◆ EXERCISE DETAILS
Determine the number of lines in these entries that hold the word "русских". Give the number and nothing more.

:: TASK MATERIAL ::

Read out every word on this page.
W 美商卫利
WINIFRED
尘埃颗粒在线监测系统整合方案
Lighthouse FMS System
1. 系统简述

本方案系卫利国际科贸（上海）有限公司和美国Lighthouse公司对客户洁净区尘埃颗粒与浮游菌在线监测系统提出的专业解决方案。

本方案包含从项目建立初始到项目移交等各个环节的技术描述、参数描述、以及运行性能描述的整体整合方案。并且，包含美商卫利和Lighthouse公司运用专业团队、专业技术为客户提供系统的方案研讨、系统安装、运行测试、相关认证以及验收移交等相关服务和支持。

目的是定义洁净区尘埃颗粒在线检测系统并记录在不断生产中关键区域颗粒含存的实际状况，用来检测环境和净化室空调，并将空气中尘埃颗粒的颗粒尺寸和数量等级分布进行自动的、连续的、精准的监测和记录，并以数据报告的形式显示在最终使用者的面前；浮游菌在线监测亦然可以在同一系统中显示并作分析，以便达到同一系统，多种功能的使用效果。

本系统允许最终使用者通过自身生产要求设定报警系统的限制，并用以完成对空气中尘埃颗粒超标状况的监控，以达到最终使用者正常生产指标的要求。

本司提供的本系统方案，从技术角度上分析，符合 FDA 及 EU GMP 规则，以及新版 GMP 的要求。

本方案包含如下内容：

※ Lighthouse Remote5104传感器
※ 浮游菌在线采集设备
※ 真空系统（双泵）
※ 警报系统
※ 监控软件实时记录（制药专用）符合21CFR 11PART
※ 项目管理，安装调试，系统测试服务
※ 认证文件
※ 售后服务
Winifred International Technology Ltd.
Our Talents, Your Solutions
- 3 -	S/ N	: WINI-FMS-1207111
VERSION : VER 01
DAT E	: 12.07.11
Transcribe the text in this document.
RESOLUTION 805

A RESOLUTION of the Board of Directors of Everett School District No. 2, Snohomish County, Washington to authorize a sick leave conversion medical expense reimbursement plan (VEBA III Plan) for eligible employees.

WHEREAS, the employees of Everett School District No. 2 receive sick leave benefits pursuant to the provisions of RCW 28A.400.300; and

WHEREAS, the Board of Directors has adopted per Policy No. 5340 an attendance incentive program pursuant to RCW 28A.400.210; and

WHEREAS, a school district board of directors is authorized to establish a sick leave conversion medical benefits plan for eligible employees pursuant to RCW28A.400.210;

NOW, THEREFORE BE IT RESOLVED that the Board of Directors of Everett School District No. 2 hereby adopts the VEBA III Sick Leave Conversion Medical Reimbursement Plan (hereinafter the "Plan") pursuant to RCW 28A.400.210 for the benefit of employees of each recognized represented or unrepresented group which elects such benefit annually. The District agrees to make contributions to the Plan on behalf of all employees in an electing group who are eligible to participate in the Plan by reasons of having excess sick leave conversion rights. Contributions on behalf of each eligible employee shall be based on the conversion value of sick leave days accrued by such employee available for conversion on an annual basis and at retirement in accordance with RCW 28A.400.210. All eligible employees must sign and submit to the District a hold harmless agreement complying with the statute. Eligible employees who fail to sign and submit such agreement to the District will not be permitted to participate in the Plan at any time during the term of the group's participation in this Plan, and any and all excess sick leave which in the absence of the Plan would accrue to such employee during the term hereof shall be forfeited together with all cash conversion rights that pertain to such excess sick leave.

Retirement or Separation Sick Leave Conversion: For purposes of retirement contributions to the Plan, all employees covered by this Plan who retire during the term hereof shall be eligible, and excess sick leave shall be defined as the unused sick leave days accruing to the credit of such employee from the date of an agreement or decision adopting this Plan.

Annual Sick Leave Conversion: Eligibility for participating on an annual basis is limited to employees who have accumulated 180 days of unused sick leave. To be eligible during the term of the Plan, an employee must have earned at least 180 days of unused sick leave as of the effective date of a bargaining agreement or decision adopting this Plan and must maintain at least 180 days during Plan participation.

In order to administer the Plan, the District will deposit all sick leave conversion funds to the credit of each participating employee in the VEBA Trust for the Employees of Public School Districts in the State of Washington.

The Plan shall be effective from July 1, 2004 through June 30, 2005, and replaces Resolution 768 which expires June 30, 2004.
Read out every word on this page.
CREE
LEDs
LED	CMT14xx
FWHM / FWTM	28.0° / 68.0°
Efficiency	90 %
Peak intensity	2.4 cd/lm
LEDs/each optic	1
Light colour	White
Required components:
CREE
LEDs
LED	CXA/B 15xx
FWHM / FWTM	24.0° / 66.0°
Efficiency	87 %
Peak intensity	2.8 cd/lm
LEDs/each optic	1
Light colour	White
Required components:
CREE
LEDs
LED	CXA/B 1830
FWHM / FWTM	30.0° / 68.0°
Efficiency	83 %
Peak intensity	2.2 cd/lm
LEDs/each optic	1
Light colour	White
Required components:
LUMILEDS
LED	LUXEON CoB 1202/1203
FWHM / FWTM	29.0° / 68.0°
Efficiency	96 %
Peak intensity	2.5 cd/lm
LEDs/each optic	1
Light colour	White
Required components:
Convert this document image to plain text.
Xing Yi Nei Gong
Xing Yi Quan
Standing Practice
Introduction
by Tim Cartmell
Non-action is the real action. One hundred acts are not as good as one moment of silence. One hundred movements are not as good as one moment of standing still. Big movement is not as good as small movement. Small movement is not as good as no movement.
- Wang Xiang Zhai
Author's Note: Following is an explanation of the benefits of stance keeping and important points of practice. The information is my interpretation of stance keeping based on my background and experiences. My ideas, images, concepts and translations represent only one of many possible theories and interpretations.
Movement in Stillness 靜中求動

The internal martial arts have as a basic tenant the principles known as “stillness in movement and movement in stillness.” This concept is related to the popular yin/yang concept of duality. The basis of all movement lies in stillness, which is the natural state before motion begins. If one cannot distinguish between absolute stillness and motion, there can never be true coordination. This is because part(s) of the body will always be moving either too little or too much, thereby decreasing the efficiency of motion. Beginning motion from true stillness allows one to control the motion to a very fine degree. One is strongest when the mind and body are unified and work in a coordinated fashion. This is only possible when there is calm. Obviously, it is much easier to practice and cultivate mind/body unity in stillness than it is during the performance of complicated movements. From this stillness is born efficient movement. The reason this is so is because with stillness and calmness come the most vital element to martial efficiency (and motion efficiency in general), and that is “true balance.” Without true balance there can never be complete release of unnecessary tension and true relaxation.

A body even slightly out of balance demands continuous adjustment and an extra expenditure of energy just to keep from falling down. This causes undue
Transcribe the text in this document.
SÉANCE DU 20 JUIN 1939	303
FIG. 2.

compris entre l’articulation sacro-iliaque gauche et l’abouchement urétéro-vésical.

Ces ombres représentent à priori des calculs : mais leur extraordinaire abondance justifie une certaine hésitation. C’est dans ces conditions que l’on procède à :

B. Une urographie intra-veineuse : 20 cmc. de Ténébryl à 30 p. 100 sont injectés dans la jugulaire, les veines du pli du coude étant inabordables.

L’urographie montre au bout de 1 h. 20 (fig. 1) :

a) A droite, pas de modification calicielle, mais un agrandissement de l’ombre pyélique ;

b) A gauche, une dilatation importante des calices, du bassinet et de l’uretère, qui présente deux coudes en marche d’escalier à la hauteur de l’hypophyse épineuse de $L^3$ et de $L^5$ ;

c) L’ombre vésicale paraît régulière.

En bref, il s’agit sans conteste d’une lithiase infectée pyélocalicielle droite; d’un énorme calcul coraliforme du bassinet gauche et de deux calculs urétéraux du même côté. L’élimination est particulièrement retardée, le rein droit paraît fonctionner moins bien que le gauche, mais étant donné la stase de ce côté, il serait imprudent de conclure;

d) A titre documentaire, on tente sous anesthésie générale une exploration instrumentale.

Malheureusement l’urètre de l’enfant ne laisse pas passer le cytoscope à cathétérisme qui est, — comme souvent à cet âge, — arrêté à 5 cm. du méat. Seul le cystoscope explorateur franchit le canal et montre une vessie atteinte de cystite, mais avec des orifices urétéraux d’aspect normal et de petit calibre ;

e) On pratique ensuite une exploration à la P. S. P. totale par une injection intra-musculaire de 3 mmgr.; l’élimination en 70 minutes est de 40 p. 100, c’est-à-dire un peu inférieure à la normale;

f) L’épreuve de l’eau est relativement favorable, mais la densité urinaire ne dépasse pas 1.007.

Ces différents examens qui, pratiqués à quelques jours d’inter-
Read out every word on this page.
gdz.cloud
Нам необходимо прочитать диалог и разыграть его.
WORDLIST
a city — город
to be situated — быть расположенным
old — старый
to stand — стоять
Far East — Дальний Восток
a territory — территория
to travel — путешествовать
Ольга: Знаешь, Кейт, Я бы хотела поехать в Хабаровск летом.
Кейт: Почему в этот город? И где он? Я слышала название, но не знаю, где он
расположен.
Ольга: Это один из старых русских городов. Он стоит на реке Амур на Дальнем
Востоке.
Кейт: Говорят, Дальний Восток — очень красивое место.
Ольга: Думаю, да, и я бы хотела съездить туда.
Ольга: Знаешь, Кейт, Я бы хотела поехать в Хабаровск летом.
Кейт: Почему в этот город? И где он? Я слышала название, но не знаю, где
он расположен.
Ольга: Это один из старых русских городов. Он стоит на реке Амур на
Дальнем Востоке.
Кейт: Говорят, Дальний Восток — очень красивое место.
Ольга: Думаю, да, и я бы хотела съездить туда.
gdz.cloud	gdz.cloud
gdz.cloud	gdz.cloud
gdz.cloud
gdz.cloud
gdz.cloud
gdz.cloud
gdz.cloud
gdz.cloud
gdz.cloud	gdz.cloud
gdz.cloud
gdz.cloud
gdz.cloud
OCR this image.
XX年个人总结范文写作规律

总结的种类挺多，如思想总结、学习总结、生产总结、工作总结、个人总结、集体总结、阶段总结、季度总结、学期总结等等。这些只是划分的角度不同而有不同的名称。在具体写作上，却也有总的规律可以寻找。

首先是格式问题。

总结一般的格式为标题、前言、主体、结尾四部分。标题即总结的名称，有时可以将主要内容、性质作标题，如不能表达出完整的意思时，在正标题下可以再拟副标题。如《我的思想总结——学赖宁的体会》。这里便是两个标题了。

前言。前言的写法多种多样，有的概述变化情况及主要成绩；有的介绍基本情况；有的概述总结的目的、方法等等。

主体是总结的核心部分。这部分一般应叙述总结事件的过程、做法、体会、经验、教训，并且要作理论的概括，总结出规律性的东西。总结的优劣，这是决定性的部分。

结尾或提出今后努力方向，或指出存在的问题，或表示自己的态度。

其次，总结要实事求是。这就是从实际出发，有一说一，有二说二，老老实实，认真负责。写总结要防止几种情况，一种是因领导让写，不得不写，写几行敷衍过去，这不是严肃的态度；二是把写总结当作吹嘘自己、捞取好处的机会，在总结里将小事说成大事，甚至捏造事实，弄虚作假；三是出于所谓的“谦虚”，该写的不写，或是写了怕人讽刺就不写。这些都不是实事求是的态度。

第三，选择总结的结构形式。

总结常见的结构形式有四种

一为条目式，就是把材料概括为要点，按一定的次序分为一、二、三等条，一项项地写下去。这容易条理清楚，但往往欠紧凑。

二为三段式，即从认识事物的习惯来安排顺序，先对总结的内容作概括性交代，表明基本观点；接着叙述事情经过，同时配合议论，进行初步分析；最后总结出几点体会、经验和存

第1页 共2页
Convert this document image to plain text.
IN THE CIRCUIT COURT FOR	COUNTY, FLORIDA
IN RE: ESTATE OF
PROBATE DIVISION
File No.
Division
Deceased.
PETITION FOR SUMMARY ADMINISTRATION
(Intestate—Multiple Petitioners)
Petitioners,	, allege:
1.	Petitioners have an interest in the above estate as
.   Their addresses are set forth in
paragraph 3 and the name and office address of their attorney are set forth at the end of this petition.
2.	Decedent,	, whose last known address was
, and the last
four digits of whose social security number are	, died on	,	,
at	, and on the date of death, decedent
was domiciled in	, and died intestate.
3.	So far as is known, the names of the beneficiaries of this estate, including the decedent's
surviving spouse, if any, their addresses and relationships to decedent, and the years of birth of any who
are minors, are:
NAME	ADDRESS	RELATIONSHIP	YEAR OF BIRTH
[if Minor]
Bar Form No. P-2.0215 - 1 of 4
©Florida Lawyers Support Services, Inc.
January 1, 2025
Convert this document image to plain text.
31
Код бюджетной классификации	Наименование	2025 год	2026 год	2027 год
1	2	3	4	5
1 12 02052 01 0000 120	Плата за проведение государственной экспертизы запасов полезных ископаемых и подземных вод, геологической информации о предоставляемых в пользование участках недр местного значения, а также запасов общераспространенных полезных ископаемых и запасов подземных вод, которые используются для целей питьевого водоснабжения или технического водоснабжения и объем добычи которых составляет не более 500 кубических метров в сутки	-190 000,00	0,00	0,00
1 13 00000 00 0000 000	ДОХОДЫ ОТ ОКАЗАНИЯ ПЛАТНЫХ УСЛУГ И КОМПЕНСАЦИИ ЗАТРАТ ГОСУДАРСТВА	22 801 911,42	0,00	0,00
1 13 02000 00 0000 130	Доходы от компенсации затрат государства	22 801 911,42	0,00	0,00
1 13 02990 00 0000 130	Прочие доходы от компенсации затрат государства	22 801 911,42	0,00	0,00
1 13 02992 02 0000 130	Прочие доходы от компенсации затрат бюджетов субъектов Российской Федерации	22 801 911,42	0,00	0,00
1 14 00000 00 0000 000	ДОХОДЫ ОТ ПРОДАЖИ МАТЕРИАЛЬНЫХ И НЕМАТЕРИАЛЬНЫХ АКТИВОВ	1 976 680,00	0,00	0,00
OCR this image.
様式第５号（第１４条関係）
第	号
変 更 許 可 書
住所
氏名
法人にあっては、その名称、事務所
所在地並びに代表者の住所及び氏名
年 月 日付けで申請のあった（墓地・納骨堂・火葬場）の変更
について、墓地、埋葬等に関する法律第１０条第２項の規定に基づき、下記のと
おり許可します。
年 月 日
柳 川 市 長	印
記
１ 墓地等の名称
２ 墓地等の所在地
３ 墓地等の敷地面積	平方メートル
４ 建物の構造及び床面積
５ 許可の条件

:::

◆ FULL RESPONSE
2